Given request
Say how many lines include the word "this", using only a number.

Data lines
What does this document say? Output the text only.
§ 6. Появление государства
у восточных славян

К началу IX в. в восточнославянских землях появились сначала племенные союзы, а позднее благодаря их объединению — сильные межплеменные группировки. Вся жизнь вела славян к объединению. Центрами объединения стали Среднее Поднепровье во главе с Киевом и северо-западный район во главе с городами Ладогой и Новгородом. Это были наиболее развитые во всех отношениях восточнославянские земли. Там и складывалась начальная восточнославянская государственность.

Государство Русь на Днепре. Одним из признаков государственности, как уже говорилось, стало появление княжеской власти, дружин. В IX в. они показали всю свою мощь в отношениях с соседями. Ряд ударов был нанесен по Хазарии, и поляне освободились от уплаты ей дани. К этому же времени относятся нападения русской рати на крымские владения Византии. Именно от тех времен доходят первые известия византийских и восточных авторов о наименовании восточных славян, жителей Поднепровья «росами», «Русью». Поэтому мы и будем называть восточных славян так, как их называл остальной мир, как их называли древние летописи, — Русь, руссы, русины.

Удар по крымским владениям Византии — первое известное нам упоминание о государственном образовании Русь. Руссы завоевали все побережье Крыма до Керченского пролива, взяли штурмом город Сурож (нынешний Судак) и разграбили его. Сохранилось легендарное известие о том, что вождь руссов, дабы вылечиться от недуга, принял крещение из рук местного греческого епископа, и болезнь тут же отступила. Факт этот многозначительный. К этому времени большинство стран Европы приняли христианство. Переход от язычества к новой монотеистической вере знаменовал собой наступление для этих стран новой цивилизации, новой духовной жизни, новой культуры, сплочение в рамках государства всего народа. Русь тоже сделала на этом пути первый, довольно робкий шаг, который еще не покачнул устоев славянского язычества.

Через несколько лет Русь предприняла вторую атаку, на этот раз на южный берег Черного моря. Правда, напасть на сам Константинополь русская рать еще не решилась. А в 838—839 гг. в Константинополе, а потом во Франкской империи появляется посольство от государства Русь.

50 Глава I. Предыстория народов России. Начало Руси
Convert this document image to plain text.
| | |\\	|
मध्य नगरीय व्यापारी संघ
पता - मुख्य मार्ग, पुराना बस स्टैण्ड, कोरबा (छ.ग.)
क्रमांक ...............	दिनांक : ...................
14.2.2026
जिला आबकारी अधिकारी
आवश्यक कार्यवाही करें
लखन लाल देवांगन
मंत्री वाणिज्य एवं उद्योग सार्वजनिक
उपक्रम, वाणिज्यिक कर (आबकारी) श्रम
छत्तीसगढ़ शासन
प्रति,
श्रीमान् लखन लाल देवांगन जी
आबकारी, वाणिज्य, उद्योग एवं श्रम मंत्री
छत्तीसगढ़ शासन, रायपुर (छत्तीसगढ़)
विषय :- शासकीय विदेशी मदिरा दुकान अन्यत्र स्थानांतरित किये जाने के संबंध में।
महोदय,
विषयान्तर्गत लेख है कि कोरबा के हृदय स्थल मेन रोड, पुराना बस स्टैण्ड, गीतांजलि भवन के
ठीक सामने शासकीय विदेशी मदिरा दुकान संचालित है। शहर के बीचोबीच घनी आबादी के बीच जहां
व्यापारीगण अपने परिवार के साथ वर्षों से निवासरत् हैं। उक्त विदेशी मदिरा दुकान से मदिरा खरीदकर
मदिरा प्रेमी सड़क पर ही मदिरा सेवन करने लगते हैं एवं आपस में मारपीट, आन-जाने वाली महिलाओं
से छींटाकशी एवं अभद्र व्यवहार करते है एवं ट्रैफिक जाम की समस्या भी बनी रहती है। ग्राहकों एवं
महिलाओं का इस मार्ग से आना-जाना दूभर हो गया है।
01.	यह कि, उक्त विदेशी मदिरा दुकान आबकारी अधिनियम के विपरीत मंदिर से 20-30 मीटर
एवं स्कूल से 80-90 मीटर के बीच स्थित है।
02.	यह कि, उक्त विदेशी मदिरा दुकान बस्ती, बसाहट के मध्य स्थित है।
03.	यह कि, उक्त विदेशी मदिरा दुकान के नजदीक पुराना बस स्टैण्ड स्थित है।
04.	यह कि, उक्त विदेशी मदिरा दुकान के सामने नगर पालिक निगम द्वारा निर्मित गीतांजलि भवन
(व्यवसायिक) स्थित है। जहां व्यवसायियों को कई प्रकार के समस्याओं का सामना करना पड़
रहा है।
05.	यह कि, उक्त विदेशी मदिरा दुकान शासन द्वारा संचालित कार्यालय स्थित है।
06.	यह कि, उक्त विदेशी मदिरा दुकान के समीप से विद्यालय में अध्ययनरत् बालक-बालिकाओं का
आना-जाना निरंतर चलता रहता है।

The solution
2